[Task instructions]
Copy out the listing that follows, exactly, without its pictures.

Collected data:
-- Begin --

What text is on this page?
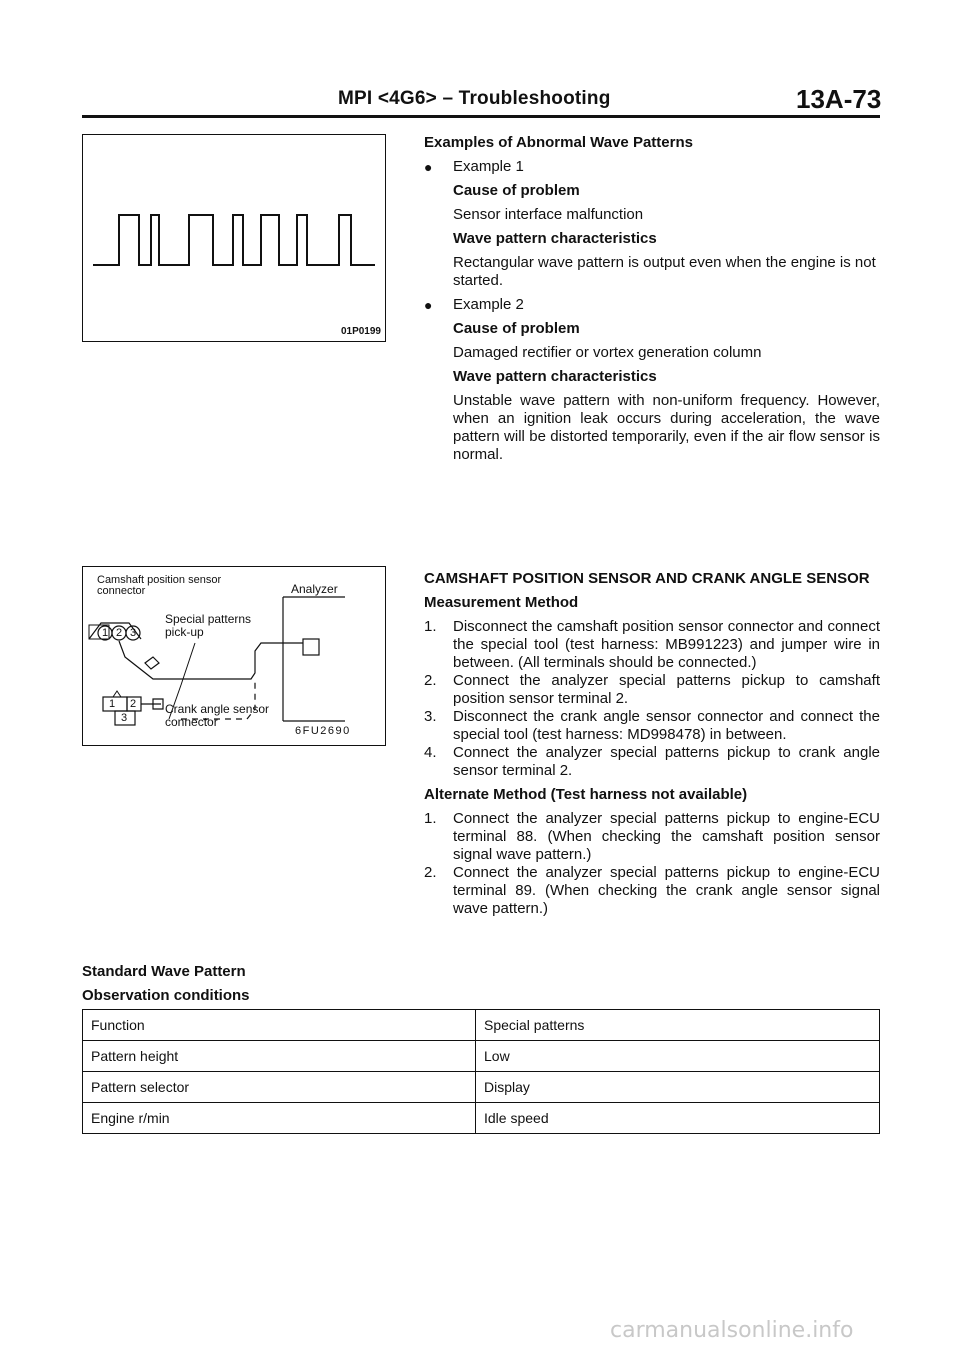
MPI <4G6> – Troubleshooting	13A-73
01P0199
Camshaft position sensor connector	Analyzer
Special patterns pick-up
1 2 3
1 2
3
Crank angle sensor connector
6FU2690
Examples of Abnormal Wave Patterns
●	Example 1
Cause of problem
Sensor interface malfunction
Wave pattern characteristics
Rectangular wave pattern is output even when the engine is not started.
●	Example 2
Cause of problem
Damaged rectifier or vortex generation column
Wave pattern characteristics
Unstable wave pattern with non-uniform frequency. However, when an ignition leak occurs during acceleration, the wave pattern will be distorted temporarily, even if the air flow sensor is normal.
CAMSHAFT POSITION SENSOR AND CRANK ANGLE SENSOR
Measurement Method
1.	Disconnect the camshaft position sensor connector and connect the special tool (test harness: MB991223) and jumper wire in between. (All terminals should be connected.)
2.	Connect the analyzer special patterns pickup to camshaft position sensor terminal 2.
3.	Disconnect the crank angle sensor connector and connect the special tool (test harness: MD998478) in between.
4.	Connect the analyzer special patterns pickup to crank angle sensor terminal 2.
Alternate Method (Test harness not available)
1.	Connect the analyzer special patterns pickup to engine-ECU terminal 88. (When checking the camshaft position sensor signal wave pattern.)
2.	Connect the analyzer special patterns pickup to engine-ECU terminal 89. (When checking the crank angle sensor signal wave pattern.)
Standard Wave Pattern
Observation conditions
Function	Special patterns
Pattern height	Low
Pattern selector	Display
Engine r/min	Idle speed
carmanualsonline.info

-- End --

[Exercise answer]
What text is on this page?
MPI <4G6> – Troubleshooting	13A-73
01P0199
Camshaft position sensor connector	Analyzer
Special patterns pick-up
1 2 3
1 2
3
Crank angle sensor connector
6FU2690
Examples of Abnormal Wave Patterns
●	Example 1
Cause of problem
Sensor interface malfunction
Wave pattern characteristics
Rectangular wave pattern is output even when the engine is not started.
●	Example 2
Cause of problem
Damaged rectifier or vortex generation column
Wave pattern characteristics
Unstable wave pattern with non-uniform frequency. However, when an ignition leak occurs during acceleration, the wave pattern will be distorted temporarily, even if the air flow sensor is normal.
CAMSHAFT POSITION SENSOR AND CRANK ANGLE SENSOR
Measurement Method
1.	Disconnect the camshaft position sensor connector and connect the special tool (test harness: MB991223) and jumper wire in between. (All terminals should be connected.)
2.	Connect the analyzer special patterns pickup to camshaft position sensor terminal 2.
3.	Disconnect the crank angle sensor connector and connect the special tool (test harness: MD998478) in between.
4.	Connect the analyzer special patterns pickup to crank angle sensor terminal 2.
Alternate Method (Test harness not available)
1.	Connect the analyzer special patterns pickup to engine-ECU terminal 88. (When checking the camshaft position sensor signal wave pattern.)
2.	Connect the analyzer special patterns pickup to engine-ECU terminal 89. (When checking the crank angle sensor signal wave pattern.)
Standard Wave Pattern
Observation conditions
Function	Special patterns
Pattern height	Low
Pattern selector	Display
Engine r/min	Idle speed
carmanualsonline.info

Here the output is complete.